Material for this exercise:

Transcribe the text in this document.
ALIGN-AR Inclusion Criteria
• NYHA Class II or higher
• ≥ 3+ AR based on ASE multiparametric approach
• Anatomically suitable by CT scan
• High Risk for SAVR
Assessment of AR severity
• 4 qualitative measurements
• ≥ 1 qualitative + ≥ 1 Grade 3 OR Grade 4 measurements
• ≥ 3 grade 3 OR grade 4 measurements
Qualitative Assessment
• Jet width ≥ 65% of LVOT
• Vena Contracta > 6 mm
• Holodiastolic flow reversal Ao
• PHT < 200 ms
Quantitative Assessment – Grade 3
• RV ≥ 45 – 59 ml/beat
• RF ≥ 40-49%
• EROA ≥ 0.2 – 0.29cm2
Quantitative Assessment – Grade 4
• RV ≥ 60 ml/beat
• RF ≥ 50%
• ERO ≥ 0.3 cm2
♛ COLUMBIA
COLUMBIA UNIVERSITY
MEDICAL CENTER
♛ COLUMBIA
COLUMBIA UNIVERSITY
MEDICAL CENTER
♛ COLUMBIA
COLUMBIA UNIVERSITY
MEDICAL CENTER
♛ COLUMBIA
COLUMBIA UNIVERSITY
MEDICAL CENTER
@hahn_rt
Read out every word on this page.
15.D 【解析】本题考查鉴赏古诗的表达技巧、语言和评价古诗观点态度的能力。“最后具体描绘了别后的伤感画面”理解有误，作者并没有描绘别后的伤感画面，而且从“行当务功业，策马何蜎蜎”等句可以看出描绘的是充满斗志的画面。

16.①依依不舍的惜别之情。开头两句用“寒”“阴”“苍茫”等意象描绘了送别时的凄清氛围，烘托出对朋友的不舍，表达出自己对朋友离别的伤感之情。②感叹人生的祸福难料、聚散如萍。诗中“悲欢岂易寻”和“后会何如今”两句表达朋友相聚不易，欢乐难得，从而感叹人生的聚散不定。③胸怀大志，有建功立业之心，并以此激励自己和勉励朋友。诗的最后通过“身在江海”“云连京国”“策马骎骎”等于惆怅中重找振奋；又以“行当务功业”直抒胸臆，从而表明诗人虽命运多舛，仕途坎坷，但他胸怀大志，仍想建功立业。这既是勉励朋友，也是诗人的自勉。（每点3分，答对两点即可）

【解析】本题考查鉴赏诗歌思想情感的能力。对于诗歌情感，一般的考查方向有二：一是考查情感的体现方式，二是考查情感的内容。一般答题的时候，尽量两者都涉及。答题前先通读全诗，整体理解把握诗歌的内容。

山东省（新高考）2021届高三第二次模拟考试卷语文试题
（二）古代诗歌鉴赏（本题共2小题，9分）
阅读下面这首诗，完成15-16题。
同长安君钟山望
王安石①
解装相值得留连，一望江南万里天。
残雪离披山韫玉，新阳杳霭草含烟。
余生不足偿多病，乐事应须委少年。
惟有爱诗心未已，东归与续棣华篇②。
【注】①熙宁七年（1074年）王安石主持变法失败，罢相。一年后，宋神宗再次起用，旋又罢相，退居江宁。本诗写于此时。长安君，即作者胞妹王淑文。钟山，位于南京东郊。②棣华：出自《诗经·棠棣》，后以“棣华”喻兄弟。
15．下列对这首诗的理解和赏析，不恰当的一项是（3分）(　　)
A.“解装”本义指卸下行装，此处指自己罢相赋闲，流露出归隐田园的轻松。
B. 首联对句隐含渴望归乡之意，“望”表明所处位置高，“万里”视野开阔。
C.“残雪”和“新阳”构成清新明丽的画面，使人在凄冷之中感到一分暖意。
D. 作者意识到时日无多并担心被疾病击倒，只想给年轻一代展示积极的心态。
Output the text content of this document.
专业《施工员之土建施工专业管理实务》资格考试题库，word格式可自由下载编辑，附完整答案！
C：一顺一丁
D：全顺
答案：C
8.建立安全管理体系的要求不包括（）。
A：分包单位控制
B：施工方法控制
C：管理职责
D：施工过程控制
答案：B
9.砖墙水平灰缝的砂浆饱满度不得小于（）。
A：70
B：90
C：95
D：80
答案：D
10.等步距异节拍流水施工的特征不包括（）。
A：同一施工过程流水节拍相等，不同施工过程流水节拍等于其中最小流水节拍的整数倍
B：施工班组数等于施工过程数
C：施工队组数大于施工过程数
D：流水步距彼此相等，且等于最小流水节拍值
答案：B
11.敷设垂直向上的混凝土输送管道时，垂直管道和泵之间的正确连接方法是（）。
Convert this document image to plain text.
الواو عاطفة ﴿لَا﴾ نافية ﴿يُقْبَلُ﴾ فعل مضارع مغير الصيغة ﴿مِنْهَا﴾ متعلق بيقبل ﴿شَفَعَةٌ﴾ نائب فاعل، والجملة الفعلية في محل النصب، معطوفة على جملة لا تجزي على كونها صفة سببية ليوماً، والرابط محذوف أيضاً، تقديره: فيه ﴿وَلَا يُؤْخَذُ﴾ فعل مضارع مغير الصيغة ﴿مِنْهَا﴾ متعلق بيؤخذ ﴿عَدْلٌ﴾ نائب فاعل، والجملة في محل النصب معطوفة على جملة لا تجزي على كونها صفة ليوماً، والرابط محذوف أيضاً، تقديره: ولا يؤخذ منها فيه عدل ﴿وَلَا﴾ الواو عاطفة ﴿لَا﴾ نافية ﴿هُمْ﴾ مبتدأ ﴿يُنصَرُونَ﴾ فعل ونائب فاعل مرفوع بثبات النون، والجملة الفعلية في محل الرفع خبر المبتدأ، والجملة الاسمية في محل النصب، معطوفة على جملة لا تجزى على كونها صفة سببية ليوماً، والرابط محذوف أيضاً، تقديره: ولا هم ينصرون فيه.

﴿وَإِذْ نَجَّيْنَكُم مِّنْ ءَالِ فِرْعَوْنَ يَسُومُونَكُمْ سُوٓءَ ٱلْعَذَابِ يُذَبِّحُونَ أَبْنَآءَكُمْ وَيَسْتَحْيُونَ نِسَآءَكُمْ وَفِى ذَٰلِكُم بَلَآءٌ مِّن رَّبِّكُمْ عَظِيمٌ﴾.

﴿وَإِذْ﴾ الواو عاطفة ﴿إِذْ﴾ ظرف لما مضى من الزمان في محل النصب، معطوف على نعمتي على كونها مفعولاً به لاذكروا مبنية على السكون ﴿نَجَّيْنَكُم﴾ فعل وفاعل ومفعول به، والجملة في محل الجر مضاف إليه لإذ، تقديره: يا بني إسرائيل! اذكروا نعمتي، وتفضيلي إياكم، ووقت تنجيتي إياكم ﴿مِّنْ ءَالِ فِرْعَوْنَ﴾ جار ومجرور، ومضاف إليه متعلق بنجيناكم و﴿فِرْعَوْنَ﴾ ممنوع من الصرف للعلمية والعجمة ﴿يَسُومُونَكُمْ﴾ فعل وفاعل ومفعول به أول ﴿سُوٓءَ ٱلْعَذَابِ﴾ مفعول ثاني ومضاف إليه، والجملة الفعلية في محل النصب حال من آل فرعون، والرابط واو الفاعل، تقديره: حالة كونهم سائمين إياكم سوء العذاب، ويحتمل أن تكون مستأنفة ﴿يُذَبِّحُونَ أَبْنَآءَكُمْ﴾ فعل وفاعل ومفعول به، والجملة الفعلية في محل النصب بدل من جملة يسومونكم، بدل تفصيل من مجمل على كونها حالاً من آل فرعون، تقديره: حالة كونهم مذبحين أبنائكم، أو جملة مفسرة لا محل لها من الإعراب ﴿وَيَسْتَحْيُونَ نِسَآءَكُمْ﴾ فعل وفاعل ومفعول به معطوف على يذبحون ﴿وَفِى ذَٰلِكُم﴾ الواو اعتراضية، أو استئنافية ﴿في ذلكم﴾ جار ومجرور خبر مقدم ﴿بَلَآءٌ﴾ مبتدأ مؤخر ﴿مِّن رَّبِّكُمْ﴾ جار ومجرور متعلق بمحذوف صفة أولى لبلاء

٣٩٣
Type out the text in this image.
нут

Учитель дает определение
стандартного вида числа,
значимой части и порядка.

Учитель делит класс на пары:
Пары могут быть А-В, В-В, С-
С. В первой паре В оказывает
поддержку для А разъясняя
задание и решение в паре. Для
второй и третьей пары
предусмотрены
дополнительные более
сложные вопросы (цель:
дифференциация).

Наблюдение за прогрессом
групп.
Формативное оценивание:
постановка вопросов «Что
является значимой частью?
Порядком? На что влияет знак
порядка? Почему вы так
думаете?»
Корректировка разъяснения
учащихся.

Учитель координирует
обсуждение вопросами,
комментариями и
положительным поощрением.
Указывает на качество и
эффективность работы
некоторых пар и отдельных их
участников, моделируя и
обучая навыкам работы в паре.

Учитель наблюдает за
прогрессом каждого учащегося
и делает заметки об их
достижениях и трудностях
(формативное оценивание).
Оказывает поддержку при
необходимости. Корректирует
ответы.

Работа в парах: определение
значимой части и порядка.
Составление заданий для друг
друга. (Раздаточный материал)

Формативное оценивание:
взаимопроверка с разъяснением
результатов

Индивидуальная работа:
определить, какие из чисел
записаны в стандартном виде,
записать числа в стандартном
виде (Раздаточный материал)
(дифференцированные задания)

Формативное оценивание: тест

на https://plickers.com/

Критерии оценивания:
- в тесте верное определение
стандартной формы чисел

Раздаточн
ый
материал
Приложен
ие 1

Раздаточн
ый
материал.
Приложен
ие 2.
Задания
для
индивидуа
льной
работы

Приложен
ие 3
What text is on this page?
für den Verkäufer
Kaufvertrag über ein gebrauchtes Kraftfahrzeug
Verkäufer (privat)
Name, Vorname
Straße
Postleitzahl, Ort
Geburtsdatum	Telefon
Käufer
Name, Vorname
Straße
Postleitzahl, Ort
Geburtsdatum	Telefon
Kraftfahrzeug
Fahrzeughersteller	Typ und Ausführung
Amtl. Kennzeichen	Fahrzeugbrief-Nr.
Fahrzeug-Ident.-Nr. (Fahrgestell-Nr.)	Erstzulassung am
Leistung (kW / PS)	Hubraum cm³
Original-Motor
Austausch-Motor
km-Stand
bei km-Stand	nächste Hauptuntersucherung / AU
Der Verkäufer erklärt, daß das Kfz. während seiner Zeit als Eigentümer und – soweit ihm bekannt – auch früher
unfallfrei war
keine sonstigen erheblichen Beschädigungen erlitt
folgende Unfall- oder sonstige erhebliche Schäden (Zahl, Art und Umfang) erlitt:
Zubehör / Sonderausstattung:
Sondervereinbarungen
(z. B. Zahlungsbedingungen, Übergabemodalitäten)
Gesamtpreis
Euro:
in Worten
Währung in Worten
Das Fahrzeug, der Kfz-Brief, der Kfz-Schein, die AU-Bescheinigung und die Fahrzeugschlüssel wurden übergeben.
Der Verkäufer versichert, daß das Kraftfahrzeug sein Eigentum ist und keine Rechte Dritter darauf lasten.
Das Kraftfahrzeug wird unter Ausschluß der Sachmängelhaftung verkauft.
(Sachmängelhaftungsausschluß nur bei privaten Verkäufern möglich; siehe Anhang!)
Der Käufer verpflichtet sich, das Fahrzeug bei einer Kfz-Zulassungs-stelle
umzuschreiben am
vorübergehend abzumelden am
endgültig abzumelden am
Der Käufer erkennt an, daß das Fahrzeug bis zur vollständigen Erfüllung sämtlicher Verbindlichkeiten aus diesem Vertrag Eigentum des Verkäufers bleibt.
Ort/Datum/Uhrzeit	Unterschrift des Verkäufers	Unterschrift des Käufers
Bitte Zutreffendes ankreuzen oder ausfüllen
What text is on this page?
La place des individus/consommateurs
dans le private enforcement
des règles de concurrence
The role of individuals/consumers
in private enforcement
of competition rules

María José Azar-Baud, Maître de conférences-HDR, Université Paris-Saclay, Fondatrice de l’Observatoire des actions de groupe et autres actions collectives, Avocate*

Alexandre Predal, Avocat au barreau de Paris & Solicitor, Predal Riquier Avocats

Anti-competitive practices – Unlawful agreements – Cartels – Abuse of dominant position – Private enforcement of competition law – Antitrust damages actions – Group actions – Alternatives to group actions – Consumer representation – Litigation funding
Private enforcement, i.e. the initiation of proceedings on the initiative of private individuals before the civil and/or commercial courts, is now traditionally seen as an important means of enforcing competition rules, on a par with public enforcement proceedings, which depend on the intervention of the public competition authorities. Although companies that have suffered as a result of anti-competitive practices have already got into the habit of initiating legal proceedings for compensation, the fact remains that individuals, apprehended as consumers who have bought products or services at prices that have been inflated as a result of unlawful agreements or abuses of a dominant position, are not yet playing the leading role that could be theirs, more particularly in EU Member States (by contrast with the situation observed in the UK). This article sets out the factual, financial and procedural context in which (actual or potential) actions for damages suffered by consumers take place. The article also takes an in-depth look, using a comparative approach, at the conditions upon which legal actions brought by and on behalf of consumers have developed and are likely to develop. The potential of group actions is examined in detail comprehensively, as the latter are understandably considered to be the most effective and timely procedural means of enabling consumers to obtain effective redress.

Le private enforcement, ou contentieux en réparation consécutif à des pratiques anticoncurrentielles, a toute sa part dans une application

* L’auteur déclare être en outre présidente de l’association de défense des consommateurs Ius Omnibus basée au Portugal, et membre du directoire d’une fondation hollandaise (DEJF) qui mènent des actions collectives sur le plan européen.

What to work on: Report only the number of lines in the listing that contain the word "определение".

Task output: 3